[Start Given entries]

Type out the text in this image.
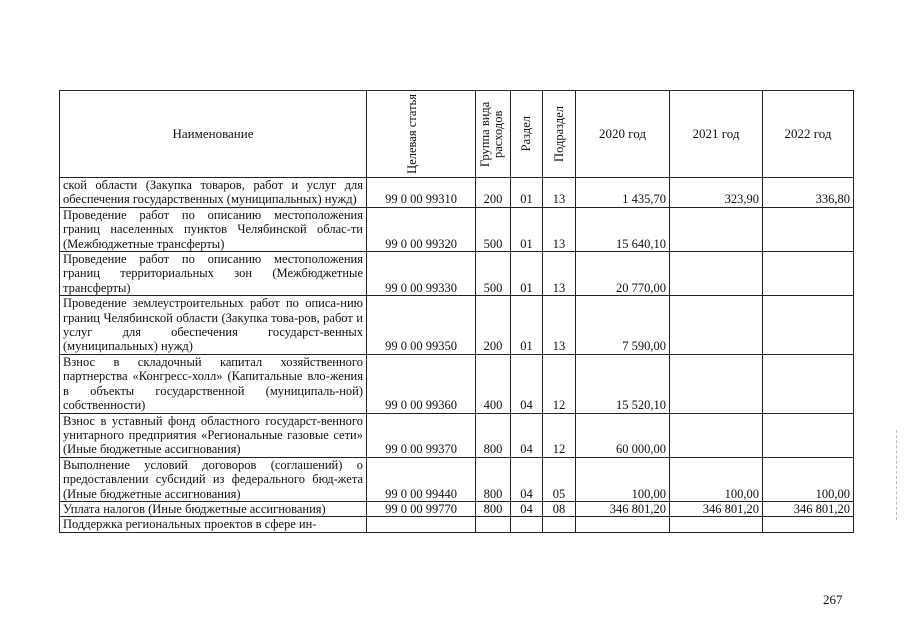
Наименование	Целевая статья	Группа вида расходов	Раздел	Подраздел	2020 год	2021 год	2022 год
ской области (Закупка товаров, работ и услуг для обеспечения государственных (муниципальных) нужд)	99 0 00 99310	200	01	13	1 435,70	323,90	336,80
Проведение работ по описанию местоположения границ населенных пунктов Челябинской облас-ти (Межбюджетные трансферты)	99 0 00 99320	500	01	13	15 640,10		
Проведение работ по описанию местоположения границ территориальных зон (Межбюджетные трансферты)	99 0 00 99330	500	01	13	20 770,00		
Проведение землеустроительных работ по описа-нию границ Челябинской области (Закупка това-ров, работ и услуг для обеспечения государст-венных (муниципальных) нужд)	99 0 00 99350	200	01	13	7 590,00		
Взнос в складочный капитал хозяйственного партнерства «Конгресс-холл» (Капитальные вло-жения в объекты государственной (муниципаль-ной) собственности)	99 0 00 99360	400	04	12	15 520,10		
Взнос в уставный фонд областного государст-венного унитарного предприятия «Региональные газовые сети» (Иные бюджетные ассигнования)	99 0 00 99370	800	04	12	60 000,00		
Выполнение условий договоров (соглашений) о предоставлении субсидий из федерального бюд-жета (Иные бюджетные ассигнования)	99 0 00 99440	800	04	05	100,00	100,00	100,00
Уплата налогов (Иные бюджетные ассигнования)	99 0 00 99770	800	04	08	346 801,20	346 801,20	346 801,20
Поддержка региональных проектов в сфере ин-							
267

[End Given entries]
[Start Given entries]

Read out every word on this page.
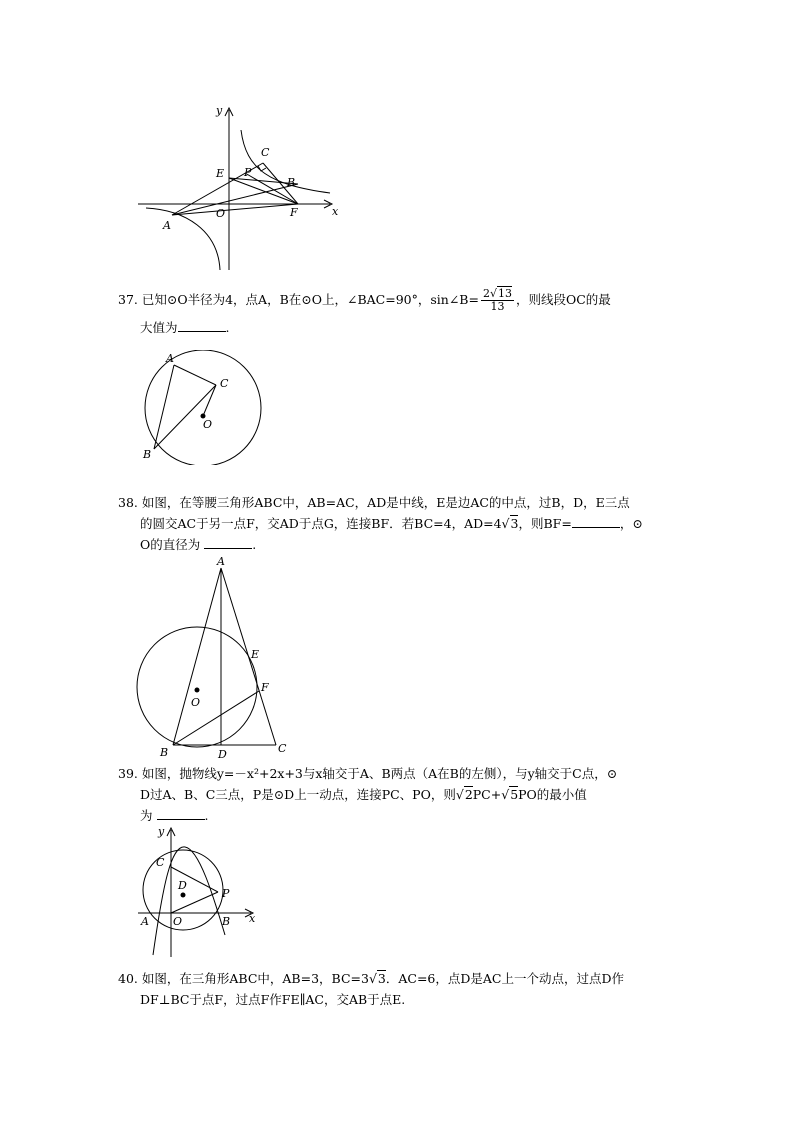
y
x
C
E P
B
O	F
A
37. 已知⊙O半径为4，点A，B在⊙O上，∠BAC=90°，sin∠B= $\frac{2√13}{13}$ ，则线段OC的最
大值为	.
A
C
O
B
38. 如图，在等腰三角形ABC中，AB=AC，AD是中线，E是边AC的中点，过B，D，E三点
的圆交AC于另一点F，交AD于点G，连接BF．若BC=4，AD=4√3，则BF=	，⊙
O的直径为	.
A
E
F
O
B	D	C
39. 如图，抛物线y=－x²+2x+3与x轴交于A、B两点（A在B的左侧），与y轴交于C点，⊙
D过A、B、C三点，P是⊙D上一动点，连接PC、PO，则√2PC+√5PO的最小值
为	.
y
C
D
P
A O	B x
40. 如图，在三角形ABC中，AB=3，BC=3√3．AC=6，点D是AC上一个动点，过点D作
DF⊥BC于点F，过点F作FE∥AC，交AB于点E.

[End Given entries]

## Short task
From the entries above, copy every line where the word "местоположения" shows up.

## Full output
Проведение работ по описанию местоположения границ населенных пунктов Челябинской облас-ти (Межбюджетные трансферты)	99 0 00 99320	500	01	13	15 640,10		
Проведение работ по описанию местоположения границ территориальных зон (Межбюджетные трансферты)	99 0 00 99330	500	01	13	20 770,00		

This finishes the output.